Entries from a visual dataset
----

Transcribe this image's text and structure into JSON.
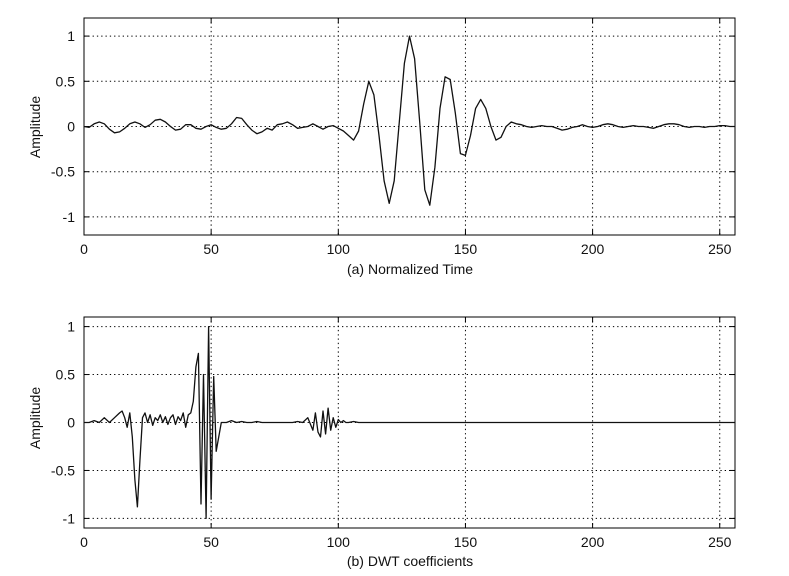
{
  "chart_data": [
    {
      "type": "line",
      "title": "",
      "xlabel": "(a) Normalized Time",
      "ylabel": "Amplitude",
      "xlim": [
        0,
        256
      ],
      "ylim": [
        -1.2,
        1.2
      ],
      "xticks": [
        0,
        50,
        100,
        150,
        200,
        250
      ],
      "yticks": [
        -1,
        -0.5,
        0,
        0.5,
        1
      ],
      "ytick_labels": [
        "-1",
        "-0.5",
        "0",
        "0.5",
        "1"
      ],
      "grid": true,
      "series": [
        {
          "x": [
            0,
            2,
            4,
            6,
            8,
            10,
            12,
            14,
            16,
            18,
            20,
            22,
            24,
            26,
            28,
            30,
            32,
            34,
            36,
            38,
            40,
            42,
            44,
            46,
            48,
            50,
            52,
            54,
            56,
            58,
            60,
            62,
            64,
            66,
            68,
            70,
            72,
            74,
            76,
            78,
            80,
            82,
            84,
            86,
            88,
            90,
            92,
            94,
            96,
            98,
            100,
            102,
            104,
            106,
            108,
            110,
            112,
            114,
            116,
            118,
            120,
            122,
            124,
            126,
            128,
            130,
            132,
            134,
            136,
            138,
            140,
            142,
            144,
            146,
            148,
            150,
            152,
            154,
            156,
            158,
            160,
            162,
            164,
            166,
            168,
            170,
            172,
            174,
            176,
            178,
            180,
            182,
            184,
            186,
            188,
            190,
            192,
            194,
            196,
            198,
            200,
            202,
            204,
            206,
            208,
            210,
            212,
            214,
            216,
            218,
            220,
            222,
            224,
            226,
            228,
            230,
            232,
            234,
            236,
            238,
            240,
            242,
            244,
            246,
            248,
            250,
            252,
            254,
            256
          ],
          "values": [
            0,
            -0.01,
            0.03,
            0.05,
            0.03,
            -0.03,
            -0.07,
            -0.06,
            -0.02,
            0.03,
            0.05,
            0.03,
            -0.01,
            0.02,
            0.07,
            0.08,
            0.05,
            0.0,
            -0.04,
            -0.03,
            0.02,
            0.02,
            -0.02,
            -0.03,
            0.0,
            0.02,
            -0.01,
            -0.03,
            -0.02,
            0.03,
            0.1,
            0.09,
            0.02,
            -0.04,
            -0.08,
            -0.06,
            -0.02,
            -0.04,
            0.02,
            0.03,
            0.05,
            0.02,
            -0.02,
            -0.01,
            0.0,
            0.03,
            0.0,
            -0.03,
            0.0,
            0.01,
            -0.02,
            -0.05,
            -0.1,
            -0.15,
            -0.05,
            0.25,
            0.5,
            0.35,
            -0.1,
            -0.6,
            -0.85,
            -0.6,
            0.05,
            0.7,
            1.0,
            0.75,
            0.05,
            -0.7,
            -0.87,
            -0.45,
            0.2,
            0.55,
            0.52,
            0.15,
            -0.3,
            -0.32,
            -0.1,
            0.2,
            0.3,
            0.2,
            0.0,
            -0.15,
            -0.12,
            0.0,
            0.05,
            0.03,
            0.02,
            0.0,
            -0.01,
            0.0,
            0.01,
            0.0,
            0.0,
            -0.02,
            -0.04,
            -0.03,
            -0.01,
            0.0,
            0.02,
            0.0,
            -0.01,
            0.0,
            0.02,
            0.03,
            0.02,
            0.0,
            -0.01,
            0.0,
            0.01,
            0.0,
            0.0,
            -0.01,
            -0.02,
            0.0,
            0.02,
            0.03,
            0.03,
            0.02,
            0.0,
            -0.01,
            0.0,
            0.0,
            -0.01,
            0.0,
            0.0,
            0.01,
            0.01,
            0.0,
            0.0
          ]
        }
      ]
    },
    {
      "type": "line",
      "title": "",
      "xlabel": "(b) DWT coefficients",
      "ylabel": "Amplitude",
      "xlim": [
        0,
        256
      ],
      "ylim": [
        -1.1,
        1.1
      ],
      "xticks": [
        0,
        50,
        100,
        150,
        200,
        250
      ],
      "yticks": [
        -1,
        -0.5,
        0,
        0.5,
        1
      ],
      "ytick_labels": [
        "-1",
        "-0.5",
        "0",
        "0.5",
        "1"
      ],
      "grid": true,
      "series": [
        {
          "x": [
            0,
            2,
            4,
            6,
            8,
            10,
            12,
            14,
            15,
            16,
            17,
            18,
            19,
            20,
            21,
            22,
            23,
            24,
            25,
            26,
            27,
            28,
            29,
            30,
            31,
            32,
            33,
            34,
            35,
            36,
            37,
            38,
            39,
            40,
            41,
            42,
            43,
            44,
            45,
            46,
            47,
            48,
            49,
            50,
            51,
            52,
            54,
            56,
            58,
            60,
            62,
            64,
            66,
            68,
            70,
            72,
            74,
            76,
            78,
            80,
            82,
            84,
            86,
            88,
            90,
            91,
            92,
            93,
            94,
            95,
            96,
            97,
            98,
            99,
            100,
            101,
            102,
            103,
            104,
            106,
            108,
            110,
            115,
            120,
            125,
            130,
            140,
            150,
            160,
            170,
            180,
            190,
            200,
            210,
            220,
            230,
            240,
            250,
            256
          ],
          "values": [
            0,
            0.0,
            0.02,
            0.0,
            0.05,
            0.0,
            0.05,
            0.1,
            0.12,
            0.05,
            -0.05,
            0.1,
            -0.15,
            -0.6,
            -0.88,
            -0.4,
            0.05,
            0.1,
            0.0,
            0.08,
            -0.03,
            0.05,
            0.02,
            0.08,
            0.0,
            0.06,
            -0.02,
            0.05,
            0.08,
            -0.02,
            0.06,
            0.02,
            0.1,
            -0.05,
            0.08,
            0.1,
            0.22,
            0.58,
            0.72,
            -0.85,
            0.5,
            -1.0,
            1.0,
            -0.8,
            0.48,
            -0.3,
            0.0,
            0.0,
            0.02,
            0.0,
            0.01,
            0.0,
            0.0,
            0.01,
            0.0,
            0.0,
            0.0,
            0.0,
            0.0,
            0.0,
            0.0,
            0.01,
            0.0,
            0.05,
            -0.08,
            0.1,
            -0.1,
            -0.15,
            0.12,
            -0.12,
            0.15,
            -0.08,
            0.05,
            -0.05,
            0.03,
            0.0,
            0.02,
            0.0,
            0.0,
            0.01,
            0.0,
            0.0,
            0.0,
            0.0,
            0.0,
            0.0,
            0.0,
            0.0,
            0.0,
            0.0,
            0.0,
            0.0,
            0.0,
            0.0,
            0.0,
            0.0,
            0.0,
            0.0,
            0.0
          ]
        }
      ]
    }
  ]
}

----

**REQUEST:** Each line of the data is to be duplicated exactly; pictures stay out of the copy.

**OUTPUT:**
Transcribe this image's text and structure into JSON.
{
  "chart_data": [
    {
      "type": "line",
      "title": "",
      "xlabel": "(a) Normalized Time",
      "ylabel": "Amplitude",
      "xlim": [
        0,
        256
      ],
      "ylim": [
        -1.2,
        1.2
      ],
      "xticks": [
        0,
        50,
        100,
        150,
        200,
        250
      ],
      "yticks": [
        -1,
        -0.5,
        0,
        0.5,
        1
      ],
      "ytick_labels": [
        "-1",
        "-0.5",
        "0",
        "0.5",
        "1"
      ],
      "grid": true,
      "series": [
        {
          "x": [
            0,
            2,
            4,
            6,
            8,
            10,
            12,
            14,
            16,
            18,
            20,
            22,
            24,
            26,
            28,
            30,
            32,
            34,
            36,
            38,
            40,
            42,
            44,
            46,
            48,
            50,
            52,
            54,
            56,
            58,
            60,
            62,
            64,
            66,
            68,
            70,
            72,
            74,
            76,
            78,
            80,
            82,
            84,
            86,
            88,
            90,
            92,
            94,
            96,
            98,
            100,
            102,
            104,
            106,
            108,
            110,
            112,
            114,
            116,
            118,
            120,
            122,
            124,
            126,
            128,
            130,
            132,
            134,
            136,
            138,
            140,
            142,
            144,
            146,
            148,
            150,
            152,
            154,
            156,
            158,
            160,
            162,
            164,
            166,
            168,
            170,
            172,
            174,
            176,
            178,
            180,
            182,
            184,
            186,
            188,
            190,
            192,
            194,
            196,
            198,
            200,
            202,
            204,
            206,
            208,
            210,
            212,
            214,
            216,
            218,
            220,
            222,
            224,
            226,
            228,
            230,
            232,
            234,
            236,
            238,
            240,
            242,
            244,
            246,
            248,
            250,
            252,
            254,
            256
          ],
          "values": [
            0,
            -0.01,
            0.03,
            0.05,
            0.03,
            -0.03,
            -0.07,
            -0.06,
            -0.02,
            0.03,
            0.05,
            0.03,
            -0.01,
            0.02,
            0.07,
            0.08,
            0.05,
            0.0,
            -0.04,
            -0.03,
            0.02,
            0.02,
            -0.02,
            -0.03,
            0.0,
            0.02,
            -0.01,
            -0.03,
            -0.02,
            0.03,
            0.1,
            0.09,
            0.02,
            -0.04,
            -0.08,
            -0.06,
            -0.02,
            -0.04,
            0.02,
            0.03,
            0.05,
            0.02,
            -0.02,
            -0.01,
            0.0,
            0.03,
            0.0,
            -0.03,
            0.0,
            0.01,
            -0.02,
            -0.05,
            -0.1,
            -0.15,
            -0.05,
            0.25,
            0.5,
            0.35,
            -0.1,
            -0.6,
            -0.85,
            -0.6,
            0.05,
            0.7,
            1.0,
            0.75,
            0.05,
            -0.7,
            -0.87,
            -0.45,
            0.2,
            0.55,
            0.52,
            0.15,
            -0.3,
            -0.32,
            -0.1,
            0.2,
            0.3,
            0.2,
            0.0,
            -0.15,
            -0.12,
            0.0,
            0.05,
            0.03,
            0.02,
            0.0,
            -0.01,
            0.0,
            0.01,
            0.0,
            0.0,
            -0.02,
            -0.04,
            -0.03,
            -0.01,
            0.0,
            0.02,
            0.0,
            -0.01,
            0.0,
            0.02,
            0.03,
            0.02,
            0.0,
            -0.01,
            0.0,
            0.01,
            0.0,
            0.0,
            -0.01,
            -0.02,
            0.0,
            0.02,
            0.03,
            0.03,
            0.02,
            0.0,
            -0.01,
            0.0,
            0.0,
            -0.01,
            0.0,
            0.0,
            0.01,
            0.01,
            0.0,
            0.0
          ]
        }
      ]
    },
    {
      "type": "line",
      "title": "",
      "xlabel": "(b) DWT coefficients",
      "ylabel": "Amplitude",
      "xlim": [
        0,
        256
      ],
      "ylim": [
        -1.1,
        1.1
      ],
      "xticks": [
        0,
        50,
        100,
        150,
        200,
        250
      ],
      "yticks": [
        -1,
        -0.5,
        0,
        0.5,
        1
      ],
      "ytick_labels": [
        "-1",
        "-0.5",
        "0",
        "0.5",
        "1"
      ],
      "grid": true,
      "series": [
        {
          "x": [
            0,
            2,
            4,
            6,
            8,
            10,
            12,
            14,
            15,
            16,
            17,
            18,
            19,
            20,
            21,
            22,
            23,
            24,
            25,
            26,
            27,
            28,
            29,
            30,
            31,
            32,
            33,
            34,
            35,
            36,
            37,
            38,
            39,
            40,
            41,
            42,
            43,
            44,
            45,
            46,
            47,
            48,
            49,
            50,
            51,
            52,
            54,
            56,
            58,
            60,
            62,
            64,
            66,
            68,
            70,
            72,
            74,
            76,
            78,
            80,
            82,
            84,
            86,
            88,
            90,
            91,
            92,
            93,
            94,
            95,
            96,
            97,
            98,
            99,
            100,
            101,
            102,
            103,
            104,
            106,
            108,
            110,
            115,
            120,
            125,
            130,
            140,
            150,
            160,
            170,
            180,
            190,
            200,
            210,
            220,
            230,
            240,
            250,
            256
          ],
          "values": [
            0,
            0.0,
            0.02,
            0.0,
            0.05,
            0.0,
            0.05,
            0.1,
            0.12,
            0.05,
            -0.05,
            0.1,
            -0.15,
            -0.6,
            -0.88,
            -0.4,
            0.05,
            0.1,
            0.0,
            0.08,
            -0.03,
            0.05,
            0.02,
            0.08,
            0.0,
            0.06,
            -0.02,
            0.05,
            0.08,
            -0.02,
            0.06,
            0.02,
            0.1,
            -0.05,
            0.08,
            0.1,
            0.22,
            0.58,
            0.72,
            -0.85,
            0.5,
            -1.0,
            1.0,
            -0.8,
            0.48,
            -0.3,
            0.0,
            0.0,
            0.02,
            0.0,
            0.01,
            0.0,
            0.0,
            0.01,
            0.0,
            0.0,
            0.0,
            0.0,
            0.0,
            0.0,
            0.0,
            0.01,
            0.0,
            0.05,
            -0.08,
            0.1,
            -0.1,
            -0.15,
            0.12,
            -0.12,
            0.15,
            -0.08,
            0.05,
            -0.05,
            0.03,
            0.0,
            0.02,
            0.0,
            0.0,
            0.01,
            0.0,
            0.0,
            0.0,
            0.0,
            0.0,
            0.0,
            0.0,
            0.0,
            0.0,
            0.0,
            0.0,
            0.0,
            0.0,
            0.0,
            0.0,
            0.0,
            0.0,
            0.0,
            0.0
          ]
        }
      ]
    }
  ]
}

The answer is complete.